» **Written problem**
In the material below, the lines containing the word "text" are required; copy each of them.

» **Exercise materials**
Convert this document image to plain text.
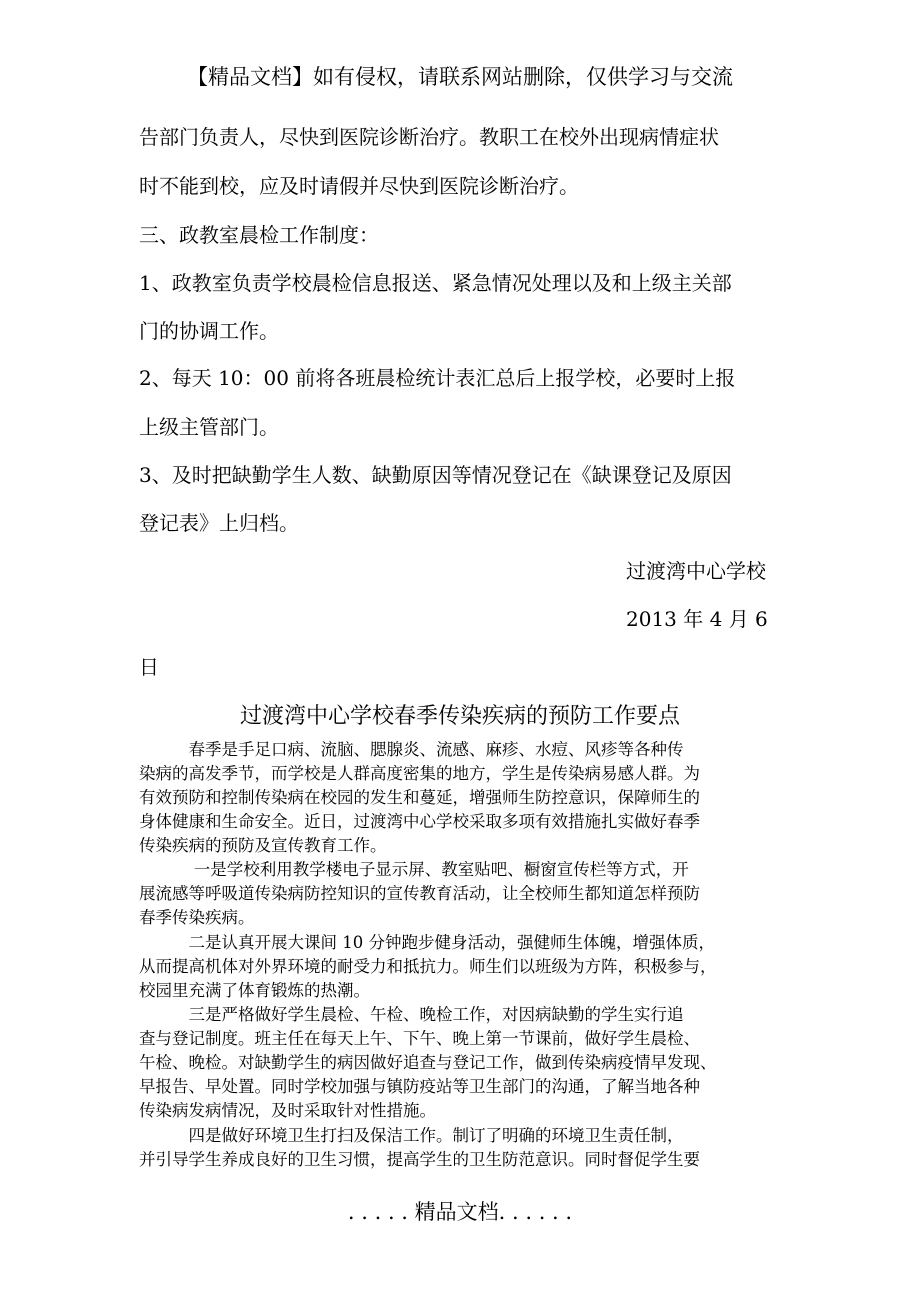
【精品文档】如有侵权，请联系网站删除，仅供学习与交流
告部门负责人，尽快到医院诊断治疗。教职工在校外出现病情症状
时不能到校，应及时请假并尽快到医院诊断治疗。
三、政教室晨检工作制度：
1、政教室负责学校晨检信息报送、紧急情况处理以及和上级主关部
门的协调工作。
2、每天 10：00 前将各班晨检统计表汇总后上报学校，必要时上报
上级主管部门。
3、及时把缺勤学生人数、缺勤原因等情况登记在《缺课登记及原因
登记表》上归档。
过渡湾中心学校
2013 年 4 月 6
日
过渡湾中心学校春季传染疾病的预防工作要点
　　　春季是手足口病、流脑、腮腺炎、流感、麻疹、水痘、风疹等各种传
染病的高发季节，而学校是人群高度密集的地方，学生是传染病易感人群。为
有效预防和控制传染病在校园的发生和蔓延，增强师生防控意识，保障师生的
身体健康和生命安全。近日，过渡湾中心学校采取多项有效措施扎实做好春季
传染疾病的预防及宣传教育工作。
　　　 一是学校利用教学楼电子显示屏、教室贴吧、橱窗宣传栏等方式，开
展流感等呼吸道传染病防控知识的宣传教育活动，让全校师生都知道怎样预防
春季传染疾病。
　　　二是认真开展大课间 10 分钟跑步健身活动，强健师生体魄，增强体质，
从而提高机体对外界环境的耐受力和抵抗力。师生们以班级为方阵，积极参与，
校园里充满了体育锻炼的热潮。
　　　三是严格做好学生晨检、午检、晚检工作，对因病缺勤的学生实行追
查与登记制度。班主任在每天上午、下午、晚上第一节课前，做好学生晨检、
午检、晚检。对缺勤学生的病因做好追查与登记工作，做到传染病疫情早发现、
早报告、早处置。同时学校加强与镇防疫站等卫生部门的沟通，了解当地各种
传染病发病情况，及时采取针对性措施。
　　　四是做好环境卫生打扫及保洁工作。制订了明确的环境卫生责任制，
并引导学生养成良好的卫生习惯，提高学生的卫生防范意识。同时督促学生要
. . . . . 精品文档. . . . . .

---

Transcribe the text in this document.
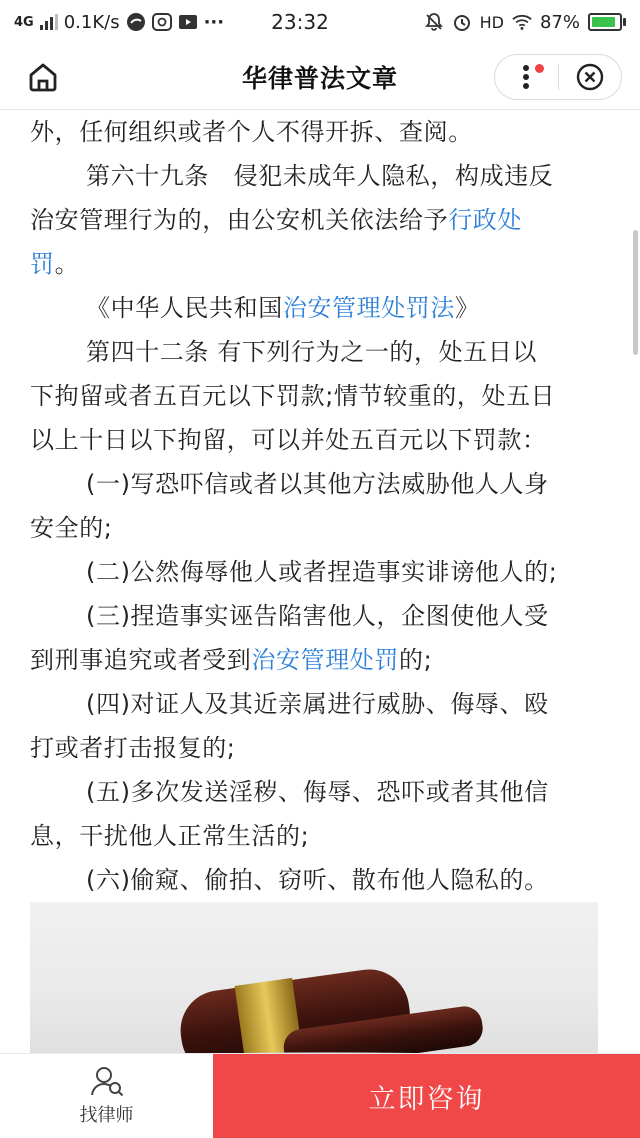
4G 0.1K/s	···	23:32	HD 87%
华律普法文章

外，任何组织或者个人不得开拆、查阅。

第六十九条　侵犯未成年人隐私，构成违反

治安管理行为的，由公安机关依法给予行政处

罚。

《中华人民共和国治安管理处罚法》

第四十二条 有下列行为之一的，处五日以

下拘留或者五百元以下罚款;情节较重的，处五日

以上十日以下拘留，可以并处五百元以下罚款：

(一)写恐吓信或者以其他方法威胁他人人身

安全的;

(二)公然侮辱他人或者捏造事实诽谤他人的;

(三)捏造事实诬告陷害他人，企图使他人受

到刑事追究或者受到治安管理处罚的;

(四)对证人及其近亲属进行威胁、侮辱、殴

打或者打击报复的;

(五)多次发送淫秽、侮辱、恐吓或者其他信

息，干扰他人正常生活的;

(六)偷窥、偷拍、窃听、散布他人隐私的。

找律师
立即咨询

» **Result of this task**
Convert this document image to plain text.
Transcribe the text in this document.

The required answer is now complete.